## INSTRUCTION
Copy each line exactly.

★ ★ ★

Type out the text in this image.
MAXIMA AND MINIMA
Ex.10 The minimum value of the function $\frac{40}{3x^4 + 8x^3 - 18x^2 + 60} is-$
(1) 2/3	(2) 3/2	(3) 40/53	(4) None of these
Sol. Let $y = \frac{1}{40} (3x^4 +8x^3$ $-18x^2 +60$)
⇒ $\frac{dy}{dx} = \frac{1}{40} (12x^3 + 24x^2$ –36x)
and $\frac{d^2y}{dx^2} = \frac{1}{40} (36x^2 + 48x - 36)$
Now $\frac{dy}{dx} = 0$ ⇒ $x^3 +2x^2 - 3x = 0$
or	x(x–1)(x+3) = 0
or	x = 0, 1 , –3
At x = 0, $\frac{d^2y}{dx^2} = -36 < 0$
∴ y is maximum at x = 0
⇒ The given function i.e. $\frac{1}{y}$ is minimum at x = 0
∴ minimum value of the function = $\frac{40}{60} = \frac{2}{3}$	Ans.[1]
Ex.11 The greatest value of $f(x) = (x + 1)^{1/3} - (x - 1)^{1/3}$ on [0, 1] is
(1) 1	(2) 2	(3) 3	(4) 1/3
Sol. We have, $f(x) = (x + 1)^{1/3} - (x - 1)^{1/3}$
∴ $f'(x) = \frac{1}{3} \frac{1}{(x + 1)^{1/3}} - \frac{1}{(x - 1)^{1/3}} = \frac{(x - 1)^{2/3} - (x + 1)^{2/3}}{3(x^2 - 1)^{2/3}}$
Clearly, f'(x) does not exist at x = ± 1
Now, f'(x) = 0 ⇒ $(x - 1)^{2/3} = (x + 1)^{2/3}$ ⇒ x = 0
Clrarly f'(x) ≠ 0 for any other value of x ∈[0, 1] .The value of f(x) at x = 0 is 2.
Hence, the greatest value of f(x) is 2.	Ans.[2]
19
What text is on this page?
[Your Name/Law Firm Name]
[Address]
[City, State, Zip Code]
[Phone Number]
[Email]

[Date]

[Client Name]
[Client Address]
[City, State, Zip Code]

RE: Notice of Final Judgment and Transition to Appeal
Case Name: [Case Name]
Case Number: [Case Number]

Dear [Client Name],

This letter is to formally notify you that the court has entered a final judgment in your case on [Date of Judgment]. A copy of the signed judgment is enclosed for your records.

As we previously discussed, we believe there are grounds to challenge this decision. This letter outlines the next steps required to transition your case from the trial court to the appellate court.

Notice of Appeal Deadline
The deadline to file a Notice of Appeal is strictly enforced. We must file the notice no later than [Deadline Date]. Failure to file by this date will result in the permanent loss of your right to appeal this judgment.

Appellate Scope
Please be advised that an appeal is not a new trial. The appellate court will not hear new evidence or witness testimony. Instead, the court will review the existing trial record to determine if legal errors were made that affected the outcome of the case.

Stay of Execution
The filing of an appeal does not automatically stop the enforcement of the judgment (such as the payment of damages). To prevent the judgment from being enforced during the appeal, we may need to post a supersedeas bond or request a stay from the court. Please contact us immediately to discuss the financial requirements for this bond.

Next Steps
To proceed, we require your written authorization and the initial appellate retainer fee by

★ ★ ★

## ANSWER FOR THIS EXERCISE
Type out the text in this image.
MAXIMA AND MINIMA
Ex.10 The minimum value of the function $\frac{40}{3x^4 + 8x^3 - 18x^2 + 60} is-$
(1) 2/3	(2) 3/2	(3) 40/53	(4) None of these
Sol. Let $y = \frac{1}{40} (3x^4 +8x^3$ $-18x^2 +60$)
⇒ $\frac{dy}{dx} = \frac{1}{40} (12x^3 + 24x^2$ –36x)
and $\frac{d^2y}{dx^2} = \frac{1}{40} (36x^2 + 48x - 36)$
Now $\frac{dy}{dx} = 0$ ⇒ $x^3 +2x^2 - 3x = 0$
or	x(x–1)(x+3) = 0
or	x = 0, 1 , –3
At x = 0, $\frac{d^2y}{dx^2} = -36 < 0$
∴ y is maximum at x = 0
⇒ The given function i.e. $\frac{1}{y}$ is minimum at x = 0
∴ minimum value of the function = $\frac{40}{60} = \frac{2}{3}$	Ans.[1]
Ex.11 The greatest value of $f(x) = (x + 1)^{1/3} - (x - 1)^{1/3}$ on [0, 1] is
(1) 1	(2) 2	(3) 3	(4) 1/3
Sol. We have, $f(x) = (x + 1)^{1/3} - (x - 1)^{1/3}$
∴ $f'(x) = \frac{1}{3} \frac{1}{(x + 1)^{1/3}} - \frac{1}{(x - 1)^{1/3}} = \frac{(x - 1)^{2/3} - (x + 1)^{2/3}}{3(x^2 - 1)^{2/3}}$
Clearly, f'(x) does not exist at x = ± 1
Now, f'(x) = 0 ⇒ $(x - 1)^{2/3} = (x + 1)^{2/3}$ ⇒ x = 0
Clrarly f'(x) ≠ 0 for any other value of x ∈[0, 1] .The value of f(x) at x = 0 is 2.
Hence, the greatest value of f(x) is 2.	Ans.[2]
19
What text is on this page?
[Your Name/Law Firm Name]
[Address]
[City, State, Zip Code]
[Phone Number]
[Email]

[Date]

[Client Name]
[Client Address]
[City, State, Zip Code]

RE: Notice of Final Judgment and Transition to Appeal
Case Name: [Case Name]
Case Number: [Case Number]

Dear [Client Name],

This letter is to formally notify you that the court has entered a final judgment in your case on [Date of Judgment]. A copy of the signed judgment is enclosed for your records.

As we previously discussed, we believe there are grounds to challenge this decision. This letter outlines the next steps required to transition your case from the trial court to the appellate court.

Notice of Appeal Deadline
The deadline to file a Notice of Appeal is strictly enforced. We must file the notice no later than [Deadline Date]. Failure to file by this date will result in the permanent loss of your right to appeal this judgment.

Appellate Scope
Please be advised that an appeal is not a new trial. The appellate court will not hear new evidence or witness testimony. Instead, the court will review the existing trial record to determine if legal errors were made that affected the outcome of the case.

Stay of Execution
The filing of an appeal does not automatically stop the enforcement of the judgment (such as the payment of damages). To prevent the judgment from being enforced during the appeal, we may need to post a supersedeas bond or request a stay from the court. Please contact us immediately to discuss the financial requirements for this bond.

Next Steps
To proceed, we require your written authorization and the initial appellate retainer fee by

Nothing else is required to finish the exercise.